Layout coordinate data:
* * * *

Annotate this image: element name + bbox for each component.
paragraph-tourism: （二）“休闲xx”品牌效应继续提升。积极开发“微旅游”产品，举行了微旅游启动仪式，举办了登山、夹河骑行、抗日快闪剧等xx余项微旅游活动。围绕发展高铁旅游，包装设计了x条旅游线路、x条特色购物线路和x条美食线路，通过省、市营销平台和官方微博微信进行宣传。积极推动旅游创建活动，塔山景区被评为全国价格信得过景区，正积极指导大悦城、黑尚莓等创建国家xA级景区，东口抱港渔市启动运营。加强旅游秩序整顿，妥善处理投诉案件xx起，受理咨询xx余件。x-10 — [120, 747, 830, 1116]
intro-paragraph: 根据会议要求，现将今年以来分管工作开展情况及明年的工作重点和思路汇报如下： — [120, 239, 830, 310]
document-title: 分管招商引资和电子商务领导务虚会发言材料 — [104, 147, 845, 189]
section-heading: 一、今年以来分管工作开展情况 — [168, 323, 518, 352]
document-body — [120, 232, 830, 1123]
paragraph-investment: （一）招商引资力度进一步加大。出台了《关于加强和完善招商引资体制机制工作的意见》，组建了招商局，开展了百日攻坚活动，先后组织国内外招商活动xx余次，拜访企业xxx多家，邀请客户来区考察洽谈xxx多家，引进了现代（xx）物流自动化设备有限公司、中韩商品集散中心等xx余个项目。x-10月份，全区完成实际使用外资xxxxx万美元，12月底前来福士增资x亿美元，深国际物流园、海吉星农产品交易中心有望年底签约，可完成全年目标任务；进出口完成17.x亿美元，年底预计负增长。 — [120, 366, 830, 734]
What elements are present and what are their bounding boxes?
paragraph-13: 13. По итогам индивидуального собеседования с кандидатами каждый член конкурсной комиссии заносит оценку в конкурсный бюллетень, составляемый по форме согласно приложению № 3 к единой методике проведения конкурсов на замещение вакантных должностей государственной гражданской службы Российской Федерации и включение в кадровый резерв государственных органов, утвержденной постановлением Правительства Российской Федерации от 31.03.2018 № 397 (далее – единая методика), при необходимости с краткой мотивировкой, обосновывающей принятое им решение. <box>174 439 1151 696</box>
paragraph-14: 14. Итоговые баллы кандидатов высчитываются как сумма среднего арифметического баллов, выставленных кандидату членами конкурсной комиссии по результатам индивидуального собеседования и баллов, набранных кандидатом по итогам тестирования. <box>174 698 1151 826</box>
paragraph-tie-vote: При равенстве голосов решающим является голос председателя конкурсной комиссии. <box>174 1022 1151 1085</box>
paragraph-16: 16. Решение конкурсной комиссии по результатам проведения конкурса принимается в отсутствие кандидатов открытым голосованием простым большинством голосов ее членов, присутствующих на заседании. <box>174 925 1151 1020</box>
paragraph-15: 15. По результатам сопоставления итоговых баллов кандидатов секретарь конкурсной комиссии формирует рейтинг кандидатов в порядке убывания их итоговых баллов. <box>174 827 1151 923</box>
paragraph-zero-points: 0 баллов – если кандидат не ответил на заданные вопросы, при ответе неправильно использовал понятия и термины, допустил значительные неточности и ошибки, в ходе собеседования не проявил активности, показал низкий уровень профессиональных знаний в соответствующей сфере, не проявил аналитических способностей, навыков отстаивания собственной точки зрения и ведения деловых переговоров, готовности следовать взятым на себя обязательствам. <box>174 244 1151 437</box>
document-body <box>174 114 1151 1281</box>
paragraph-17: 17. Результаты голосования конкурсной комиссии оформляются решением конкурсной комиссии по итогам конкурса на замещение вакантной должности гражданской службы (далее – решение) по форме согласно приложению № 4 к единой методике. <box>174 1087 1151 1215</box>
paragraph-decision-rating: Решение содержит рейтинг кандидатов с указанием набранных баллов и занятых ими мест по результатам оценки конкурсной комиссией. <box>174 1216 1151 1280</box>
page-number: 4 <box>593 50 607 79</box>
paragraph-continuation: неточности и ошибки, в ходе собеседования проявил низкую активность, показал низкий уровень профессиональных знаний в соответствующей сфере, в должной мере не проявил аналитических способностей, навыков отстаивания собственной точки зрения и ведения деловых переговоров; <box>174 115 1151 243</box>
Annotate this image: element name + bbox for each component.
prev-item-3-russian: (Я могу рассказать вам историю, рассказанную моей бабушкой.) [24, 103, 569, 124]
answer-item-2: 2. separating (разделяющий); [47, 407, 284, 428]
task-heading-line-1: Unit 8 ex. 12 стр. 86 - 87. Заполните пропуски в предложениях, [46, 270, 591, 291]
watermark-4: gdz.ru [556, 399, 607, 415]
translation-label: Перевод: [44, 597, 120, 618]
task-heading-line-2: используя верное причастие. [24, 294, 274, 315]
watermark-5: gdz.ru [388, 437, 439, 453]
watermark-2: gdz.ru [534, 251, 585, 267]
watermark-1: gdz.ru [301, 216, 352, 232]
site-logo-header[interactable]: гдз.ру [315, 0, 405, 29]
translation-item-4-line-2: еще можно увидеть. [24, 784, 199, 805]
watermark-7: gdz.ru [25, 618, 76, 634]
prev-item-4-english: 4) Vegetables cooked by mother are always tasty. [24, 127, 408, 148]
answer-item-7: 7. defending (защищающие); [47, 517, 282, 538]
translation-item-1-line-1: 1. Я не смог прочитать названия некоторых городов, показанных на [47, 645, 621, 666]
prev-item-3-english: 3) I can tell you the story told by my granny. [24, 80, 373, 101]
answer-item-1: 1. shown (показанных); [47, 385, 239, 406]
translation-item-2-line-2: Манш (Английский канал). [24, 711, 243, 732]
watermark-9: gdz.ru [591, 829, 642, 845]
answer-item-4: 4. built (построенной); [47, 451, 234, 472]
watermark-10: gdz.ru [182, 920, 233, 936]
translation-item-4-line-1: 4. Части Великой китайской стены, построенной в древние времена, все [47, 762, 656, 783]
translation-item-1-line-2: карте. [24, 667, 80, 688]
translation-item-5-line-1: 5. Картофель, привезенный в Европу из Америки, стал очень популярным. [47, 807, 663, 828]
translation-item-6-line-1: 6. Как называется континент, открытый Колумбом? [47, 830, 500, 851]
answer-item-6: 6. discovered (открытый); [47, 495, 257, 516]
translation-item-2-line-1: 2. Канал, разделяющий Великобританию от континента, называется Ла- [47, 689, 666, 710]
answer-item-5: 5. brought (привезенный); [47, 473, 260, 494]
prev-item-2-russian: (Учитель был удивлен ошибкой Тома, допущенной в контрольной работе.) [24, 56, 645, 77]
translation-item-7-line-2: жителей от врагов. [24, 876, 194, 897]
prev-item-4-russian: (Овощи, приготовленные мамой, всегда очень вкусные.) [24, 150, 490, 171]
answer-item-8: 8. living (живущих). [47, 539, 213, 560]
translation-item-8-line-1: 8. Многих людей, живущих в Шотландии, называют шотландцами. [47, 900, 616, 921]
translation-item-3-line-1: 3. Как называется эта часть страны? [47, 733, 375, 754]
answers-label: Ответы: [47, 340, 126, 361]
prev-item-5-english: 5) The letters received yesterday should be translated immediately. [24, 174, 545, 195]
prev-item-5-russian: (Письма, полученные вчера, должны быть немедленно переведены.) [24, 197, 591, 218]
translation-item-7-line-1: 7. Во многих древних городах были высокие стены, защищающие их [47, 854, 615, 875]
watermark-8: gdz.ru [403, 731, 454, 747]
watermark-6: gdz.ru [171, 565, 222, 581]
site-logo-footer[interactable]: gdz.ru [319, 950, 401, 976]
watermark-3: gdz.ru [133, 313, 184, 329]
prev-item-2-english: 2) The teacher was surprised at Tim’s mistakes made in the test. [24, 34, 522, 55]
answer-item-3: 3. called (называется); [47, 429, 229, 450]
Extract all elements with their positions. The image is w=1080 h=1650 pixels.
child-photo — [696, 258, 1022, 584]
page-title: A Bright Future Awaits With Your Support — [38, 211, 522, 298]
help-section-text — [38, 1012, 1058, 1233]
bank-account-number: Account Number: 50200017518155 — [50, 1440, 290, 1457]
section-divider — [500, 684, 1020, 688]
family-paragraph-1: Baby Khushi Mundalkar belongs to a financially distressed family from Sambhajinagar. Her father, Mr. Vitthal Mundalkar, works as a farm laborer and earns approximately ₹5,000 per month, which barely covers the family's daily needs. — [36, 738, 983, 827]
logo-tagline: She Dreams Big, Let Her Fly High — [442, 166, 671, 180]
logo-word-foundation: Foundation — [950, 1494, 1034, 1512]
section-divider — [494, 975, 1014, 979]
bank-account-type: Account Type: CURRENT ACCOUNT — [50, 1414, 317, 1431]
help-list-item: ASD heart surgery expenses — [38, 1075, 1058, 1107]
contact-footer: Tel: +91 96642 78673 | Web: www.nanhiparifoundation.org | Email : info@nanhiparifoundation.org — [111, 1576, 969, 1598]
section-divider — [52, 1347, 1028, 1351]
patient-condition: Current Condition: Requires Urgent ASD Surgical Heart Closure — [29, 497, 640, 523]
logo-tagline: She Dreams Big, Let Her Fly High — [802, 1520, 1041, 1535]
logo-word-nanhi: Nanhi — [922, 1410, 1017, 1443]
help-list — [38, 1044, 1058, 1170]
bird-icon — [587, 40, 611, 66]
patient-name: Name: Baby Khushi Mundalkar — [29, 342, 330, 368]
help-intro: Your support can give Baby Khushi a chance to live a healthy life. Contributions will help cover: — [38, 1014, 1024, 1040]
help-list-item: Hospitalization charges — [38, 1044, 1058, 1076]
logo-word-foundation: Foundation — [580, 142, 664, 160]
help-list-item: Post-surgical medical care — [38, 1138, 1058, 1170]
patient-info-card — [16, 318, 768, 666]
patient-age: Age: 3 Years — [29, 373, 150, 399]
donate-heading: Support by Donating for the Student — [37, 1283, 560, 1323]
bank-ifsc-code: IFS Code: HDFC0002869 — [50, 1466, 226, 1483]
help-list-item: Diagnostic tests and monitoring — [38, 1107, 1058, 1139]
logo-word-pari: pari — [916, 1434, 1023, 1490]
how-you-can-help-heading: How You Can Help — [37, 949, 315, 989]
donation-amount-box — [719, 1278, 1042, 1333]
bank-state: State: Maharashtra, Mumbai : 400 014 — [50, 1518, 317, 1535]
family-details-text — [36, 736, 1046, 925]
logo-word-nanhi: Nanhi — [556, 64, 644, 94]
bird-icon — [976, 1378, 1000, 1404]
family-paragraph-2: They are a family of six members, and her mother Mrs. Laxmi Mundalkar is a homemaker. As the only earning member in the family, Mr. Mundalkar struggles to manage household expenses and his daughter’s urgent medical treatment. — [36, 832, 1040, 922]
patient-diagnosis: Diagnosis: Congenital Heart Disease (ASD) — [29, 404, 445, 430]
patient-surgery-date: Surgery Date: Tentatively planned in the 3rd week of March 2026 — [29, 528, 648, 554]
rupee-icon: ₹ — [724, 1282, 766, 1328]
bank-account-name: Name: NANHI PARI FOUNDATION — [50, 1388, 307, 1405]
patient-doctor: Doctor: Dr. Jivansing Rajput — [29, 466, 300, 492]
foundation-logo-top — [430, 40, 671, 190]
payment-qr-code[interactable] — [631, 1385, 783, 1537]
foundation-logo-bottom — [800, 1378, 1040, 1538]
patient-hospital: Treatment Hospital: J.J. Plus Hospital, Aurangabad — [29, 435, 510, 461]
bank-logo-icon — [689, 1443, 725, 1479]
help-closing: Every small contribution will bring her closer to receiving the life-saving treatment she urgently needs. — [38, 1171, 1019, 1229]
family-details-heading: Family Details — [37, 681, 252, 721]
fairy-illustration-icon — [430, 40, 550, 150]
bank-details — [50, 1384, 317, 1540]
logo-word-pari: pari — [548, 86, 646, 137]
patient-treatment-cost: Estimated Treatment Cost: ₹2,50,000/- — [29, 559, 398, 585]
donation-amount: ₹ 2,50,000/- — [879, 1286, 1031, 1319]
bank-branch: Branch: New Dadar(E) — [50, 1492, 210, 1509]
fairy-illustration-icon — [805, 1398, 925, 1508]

* * * *

WHAT YOU HAVE TO DO:
Convert the stretch from the start of the lines above through the line containing "paragraph-13: 13. По" into a Markdown table with the columns Row and Line, leaving out any blank lines.

OUTPUT OF THE TASK:
| Row | Line |
|---|---|
| 1 | Annotate this image: element name + bbox for each component. |
| 2 | paragraph-tourism: （二）“休闲xx”品牌效应继续提升。积极开发“微旅游”产品，举行了微旅游启动仪式，举办了登山、夹河骑行、抗日快闪剧等xx余项微旅游活动。围绕发展高铁旅游，包装设计了x条旅游线路、x条特色购物线路和x条美食线路，通过省、市营销平台和官方微博微信进行宣传。积极推动旅游创建活动，塔山景区被评为全国价格信得过景区，正积极指导大悦城、黑尚莓等创建国家xA级景区，东口抱港渔市启动运营。加强旅游秩序整顿，妥善处理投诉案件xx起，受理咨询xx余件。x-10 — [120, 747, 830, 1116] |
| 3 | intro-paragraph: 根据会议要求，现将今年以来分管工作开展情况及明年的工作重点和思路汇报如下： — [120, 239, 830, 310] |
| 4 | document-title: 分管招商引资和电子商务领导务虚会发言材料 — [104, 147, 845, 189] |
| 5 | section-heading: 一、今年以来分管工作开展情况 — [168, 323, 518, 352] |
| 6 | document-body — [120, 232, 830, 1123] |
| 7 | paragraph-investment: （一）招商引资力度进一步加大。出台了《关于加强和完善招商引资体制机制工作的意见》，组建了招商局，开展了百日攻坚活动，先后组织国内外招商活动xx余次，拜访企业xxx多家，邀请客户来区考察洽谈xxx多家，引进了现代（xx）物流自动化设备有限公司、中韩商品集散中心等xx余个项目。x-10月份，全区完成实际使用外资xxxxx万美元，12月底前来福士增资x亿美元，深国际物流园、海吉星农产品交易中心有望年底签约，可完成全年目标任务；进出口完成17.x亿美元，年底预计负增长。 — [120, 366, 830, 734] |
| 8 | What elements are present and what are their bounding boxes? |
| 9 | paragraph-13: 13. По итогам индивидуального собеседования с кандидатами каждый член конкурсной комиссии заносит оценку в конкурсный бюллетень, составляемый по форме согласно приложению № 3 к единой методике проведения конкурсов на замещение вакантных должностей государственной гражданской службы Российской Федерации и включение в кадровый резерв государственных органов, утвержденной постановлением Правительства Российской Федерации от 31.03.2018 № 397 (далее – единая методика), при необходимости с краткой мотивировкой, обосновывающей принятое им решение. <box>174 439 1151 696</box> |